--- Selected excerpt ---

Sunday, August 23, 2020

Strawberry Pudding Shots

A simple and quick dessert recipe that tastes a bit like cheesecake and a bit like an icebox cake. You can switch it up and use chocolate rolls with coffee and nuts or any other fruit like mango, cherry etc.

Recipe - Serves 4

Ingredients

6 squares Kiri Cheese or 100 Grams Philadelphia cream cheese (at room temperature)
6 small packs or 1 large roll of Americana Swiss Rolls Vanilla Flavour (any other brand will also do)
1 Sachet Creme Caramel Powder
1/4 Cup Thick Cream (e.g. Nestle or Puck)
1 Cup Chopped Strawberries
Additional Strawberry slices for garnish

Method

1. Put the cream cheese in a big bowl and beat till fluffy (about one minute). Add the creme caramel and cream and mix well. 
2. Mix in 1 cup chopped strawberries and beat till the strawberries are blended but not pureed. 
3. Slice the Swiss rolls in smaller pieces. Take four small cups or one 6x6 glass Pyrex. Place half the sliced cake pieces at the bottom and top with half of the pudding mixture. Repeat with the cake and pudding. Garnish with sliced strawberries. 
4. Chill in the fridge for an hour before serving. 

Happy Eating!!

Wednesday, August 12, 2020

Pistachio Rabri Delight



I have a confession to make. I do not like mushy food. There. I said it. You know when you want to eat something good and you take a bite but it turns all mushy in your mouth. Ugh! Oatmeal is the biggest culprit here. Unless it is filled with nuts or mix ins I just cannot eat plain oatmeal. Same goes for desserts like Umm Ali or soggy bread pudding. So, when I wanted to make Shahi Tukda I knew that the bread had to remain crisp for me to like it. This is what I came up with: a layered version which doesn't soak the bread in sugar syrup so they remain nice and crisp. I added some condensed milk to the rabri to give it that extra sweet punch and really loved  the outcome. I would say it is heavily inspired by Shahi Tukda but it is not quite the same thing and that is why I have renamed it.

---

» **Your task**
Could you repeat the strawberry pudding shots recipe starting at "6 small packs" and ending at "and mix well.", swapping "Thick Cream" for "Heavy Cream"?

--- Recorded data ---

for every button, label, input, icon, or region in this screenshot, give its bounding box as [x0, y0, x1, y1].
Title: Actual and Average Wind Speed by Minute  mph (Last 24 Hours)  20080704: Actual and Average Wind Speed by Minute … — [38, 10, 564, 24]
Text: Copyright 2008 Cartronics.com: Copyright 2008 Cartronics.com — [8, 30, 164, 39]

---

» **In response**
6 small packs or 1 large roll of Americana Swiss Rolls Vanilla Flavour (any other brand will also do)
1 Sachet Creme Caramel Powder
1/4 Cup Heavy Cream (e.g. Nestle or Puck)
1 Cup Chopped Strawberries
Additional Strawberry slices for garnish

Method

1. Put the cream cheese in a big bowl and beat till fluffy (about one minute). Add the creme caramel and cream and mix well.